Supplied material
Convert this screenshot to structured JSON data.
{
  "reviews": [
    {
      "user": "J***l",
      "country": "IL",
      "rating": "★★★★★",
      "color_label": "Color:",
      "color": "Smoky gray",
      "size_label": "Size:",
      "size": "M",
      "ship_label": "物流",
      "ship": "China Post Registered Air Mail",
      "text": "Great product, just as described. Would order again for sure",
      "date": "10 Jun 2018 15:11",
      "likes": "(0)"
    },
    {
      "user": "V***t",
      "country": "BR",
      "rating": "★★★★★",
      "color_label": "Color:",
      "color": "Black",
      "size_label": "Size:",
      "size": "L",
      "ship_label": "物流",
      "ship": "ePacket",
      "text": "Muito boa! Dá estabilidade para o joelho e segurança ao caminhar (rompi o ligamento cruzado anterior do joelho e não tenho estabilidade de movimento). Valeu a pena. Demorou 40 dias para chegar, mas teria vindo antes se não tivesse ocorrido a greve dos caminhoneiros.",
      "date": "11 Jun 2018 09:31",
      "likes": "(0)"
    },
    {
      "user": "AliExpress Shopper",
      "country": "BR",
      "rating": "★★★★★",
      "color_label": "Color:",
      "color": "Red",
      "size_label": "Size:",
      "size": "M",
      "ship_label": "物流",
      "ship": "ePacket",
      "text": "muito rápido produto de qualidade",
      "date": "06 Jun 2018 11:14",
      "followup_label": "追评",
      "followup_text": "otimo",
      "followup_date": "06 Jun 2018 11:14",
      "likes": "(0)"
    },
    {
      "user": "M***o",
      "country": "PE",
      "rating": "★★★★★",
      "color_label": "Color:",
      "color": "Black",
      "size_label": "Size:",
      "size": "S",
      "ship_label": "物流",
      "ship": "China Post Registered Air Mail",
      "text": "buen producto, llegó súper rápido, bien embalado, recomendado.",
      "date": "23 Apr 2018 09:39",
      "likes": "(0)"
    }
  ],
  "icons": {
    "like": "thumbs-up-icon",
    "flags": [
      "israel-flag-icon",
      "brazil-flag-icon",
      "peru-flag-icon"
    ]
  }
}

Goal of the exercise
Can you reproduce all the material exactly?

Result of this task
Convert this screenshot to structured JSON data.
{
  "reviews": [
    {
      "user": "J***l",
      "country": "IL",
      "rating": "★★★★★",
      "color_label": "Color:",
      "color": "Smoky gray",
      "size_label": "Size:",
      "size": "M",
      "ship_label": "物流",
      "ship": "China Post Registered Air Mail",
      "text": "Great product, just as described. Would order again for sure",
      "date": "10 Jun 2018 15:11",
      "likes": "(0)"
    },
    {
      "user": "V***t",
      "country": "BR",
      "rating": "★★★★★",
      "color_label": "Color:",
      "color": "Black",
      "size_label": "Size:",
      "size": "L",
      "ship_label": "物流",
      "ship": "ePacket",
      "text": "Muito boa! Dá estabilidade para o joelho e segurança ao caminhar (rompi o ligamento cruzado anterior do joelho e não tenho estabilidade de movimento). Valeu a pena. Demorou 40 dias para chegar, mas teria vindo antes se não tivesse ocorrido a greve dos caminhoneiros.",
      "date": "11 Jun 2018 09:31",
      "likes": "(0)"
    },
    {
      "user": "AliExpress Shopper",
      "country": "BR",
      "rating": "★★★★★",
      "color_label": "Color:",
      "color": "Red",
      "size_label": "Size:",
      "size": "M",
      "ship_label": "物流",
      "ship": "ePacket",
      "text": "muito rápido produto de qualidade",
      "date": "06 Jun 2018 11:14",
      "followup_label": "追评",
      "followup_text": "otimo",
      "followup_date": "06 Jun 2018 11:14",
      "likes": "(0)"
    },
    {
      "user": "M***o",
      "country": "PE",
      "rating": "★★★★★",
      "color_label": "Color:",
      "color": "Black",
      "size_label": "Size:",
      "size": "S",
      "ship_label": "物流",
      "ship": "China Post Registered Air Mail",
      "text": "buen producto, llegó súper rápido, bien embalado, recomendado.",
      "date": "23 Apr 2018 09:39",
      "likes": "(0)"
    }
  ],
  "icons": {
    "like": "thumbs-up-icon",
    "flags": [
      "israel-flag-icon",
      "brazil-flag-icon",
      "peru-flag-icon"
    ]
  }
}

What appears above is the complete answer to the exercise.